* [DO THIS]: Do not copy the pictures; transcribe all other material exactly.

* [DATASET CONTENT]:
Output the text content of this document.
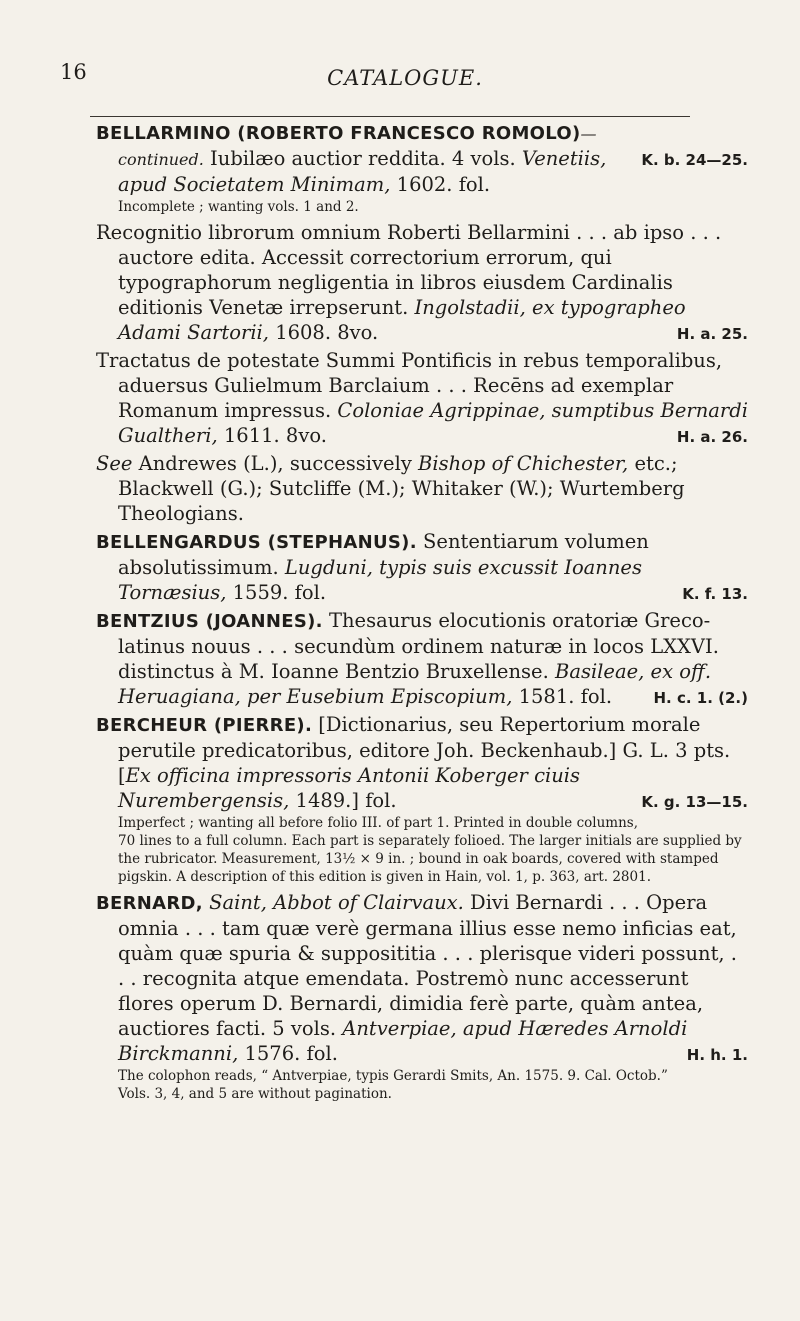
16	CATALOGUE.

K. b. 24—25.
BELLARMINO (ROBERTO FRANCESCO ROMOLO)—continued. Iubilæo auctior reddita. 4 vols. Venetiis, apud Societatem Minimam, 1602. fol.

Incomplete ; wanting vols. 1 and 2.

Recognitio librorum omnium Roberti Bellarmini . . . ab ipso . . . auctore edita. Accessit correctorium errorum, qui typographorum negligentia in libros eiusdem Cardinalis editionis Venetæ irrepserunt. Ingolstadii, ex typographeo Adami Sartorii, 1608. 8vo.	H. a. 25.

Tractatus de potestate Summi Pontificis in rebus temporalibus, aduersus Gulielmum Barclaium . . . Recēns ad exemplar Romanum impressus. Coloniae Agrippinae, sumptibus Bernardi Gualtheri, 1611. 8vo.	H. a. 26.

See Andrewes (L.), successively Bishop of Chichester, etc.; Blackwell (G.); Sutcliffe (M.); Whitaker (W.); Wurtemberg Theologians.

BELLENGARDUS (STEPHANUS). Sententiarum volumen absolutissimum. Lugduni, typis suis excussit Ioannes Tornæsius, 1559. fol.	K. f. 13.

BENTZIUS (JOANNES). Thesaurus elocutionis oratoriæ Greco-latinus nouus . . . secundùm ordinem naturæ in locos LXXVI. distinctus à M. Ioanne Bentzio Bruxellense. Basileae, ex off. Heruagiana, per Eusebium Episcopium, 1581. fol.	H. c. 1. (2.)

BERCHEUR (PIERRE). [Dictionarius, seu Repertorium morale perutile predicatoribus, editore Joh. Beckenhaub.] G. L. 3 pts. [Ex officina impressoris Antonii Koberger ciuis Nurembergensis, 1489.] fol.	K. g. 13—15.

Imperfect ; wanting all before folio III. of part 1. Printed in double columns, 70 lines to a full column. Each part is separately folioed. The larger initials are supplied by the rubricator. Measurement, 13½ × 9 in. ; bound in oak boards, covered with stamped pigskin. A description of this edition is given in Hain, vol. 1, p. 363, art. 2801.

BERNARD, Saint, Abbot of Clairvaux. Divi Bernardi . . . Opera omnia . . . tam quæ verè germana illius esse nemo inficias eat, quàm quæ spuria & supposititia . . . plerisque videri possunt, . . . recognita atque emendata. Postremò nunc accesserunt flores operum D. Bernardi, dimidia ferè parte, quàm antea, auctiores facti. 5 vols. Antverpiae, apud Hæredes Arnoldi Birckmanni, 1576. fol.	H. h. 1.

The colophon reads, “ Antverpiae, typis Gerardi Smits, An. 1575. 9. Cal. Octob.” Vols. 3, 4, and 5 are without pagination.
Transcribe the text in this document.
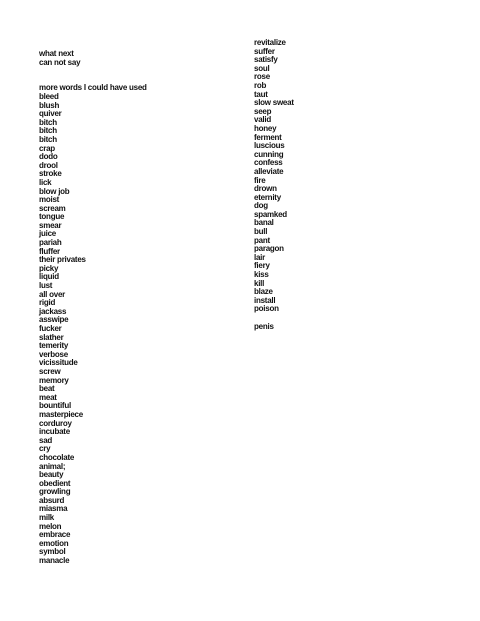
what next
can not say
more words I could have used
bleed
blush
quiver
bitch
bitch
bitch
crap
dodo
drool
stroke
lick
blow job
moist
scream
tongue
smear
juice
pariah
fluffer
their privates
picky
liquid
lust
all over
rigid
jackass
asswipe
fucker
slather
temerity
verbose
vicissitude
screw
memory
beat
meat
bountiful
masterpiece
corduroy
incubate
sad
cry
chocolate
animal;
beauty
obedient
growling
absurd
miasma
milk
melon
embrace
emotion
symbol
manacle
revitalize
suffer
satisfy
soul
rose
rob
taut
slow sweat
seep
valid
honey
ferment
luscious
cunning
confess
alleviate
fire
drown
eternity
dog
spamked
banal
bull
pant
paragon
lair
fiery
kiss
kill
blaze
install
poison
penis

* [WORKED SOLUTION]:
Output the text content of this document.
16	CATALOGUE.

K. b. 24—25.
BELLARMINO (ROBERTO FRANCESCO ROMOLO)—continued. Iubilæo auctior reddita. 4 vols. Venetiis, apud Societatem Minimam, 1602. fol.

Incomplete ; wanting vols. 1 and 2.

Recognitio librorum omnium Roberti Bellarmini . . . ab ipso . . . auctore edita. Accessit correctorium errorum, qui typographorum negligentia in libros eiusdem Cardinalis editionis Venetæ irrepserunt. Ingolstadii, ex typographeo Adami Sartorii, 1608. 8vo.	H. a. 25.

Tractatus de potestate Summi Pontificis in rebus temporalibus, aduersus Gulielmum Barclaium . . . Recēns ad exemplar Romanum impressus. Coloniae Agrippinae, sumptibus Bernardi Gualtheri, 1611. 8vo.	H. a. 26.

See Andrewes (L.), successively Bishop of Chichester, etc.; Blackwell (G.); Sutcliffe (M.); Whitaker (W.); Wurtemberg Theologians.

BELLENGARDUS (STEPHANUS). Sententiarum volumen absolutissimum. Lugduni, typis suis excussit Ioannes Tornæsius, 1559. fol.	K. f. 13.

BENTZIUS (JOANNES). Thesaurus elocutionis oratoriæ Greco-latinus nouus . . . secundùm ordinem naturæ in locos LXXVI. distinctus à M. Ioanne Bentzio Bruxellense. Basileae, ex off. Heruagiana, per Eusebium Episcopium, 1581. fol.	H. c. 1. (2.)

BERCHEUR (PIERRE). [Dictionarius, seu Repertorium morale perutile predicatoribus, editore Joh. Beckenhaub.] G. L. 3 pts. [Ex officina impressoris Antonii Koberger ciuis Nurembergensis, 1489.] fol.	K. g. 13—15.

Imperfect ; wanting all before folio III. of part 1. Printed in double columns, 70 lines to a full column. Each part is separately folioed. The larger initials are supplied by the rubricator. Measurement, 13½ × 9 in. ; bound in oak boards, covered with stamped pigskin. A description of this edition is given in Hain, vol. 1, p. 363, art. 2801.

BERNARD, Saint, Abbot of Clairvaux. Divi Bernardi . . . Opera omnia . . . tam quæ verè germana illius esse nemo inficias eat, quàm quæ spuria & supposititia . . . plerisque videri possunt, . . . recognita atque emendata. Postremò nunc accesserunt flores operum D. Bernardi, dimidia ferè parte, quàm antea, auctiores facti. 5 vols. Antverpiae, apud Hæredes Arnoldi Birckmanni, 1576. fol.	H. h. 1.

The colophon reads, “ Antverpiae, typis Gerardi Smits, An. 1575. 9. Cal. Octob.” Vols. 3, 4, and 5 are without pagination.
Transcribe the text in this document.
what next
can not say
more words I could have used
bleed
blush
quiver
bitch
bitch
bitch
crap
dodo
drool
stroke
lick
blow job
moist
scream
tongue
smear
juice
pariah
fluffer
their privates
picky
liquid
lust
all over
rigid
jackass
asswipe
fucker
slather
temerity
verbose
vicissitude
screw
memory
beat
meat
bountiful
masterpiece
corduroy
incubate
sad
cry
chocolate
animal;
beauty
obedient
growling
absurd
miasma
milk
melon
embrace
emotion
symbol
manacle
revitalize
suffer
satisfy
soul
rose
rob
taut
slow sweat
seep
valid
honey
ferment
luscious
cunning
confess
alleviate
fire
drown
eternity
dog
spamked
banal
bull
pant
paragon
lair
fiery
kiss
kill
blaze
install
poison
penis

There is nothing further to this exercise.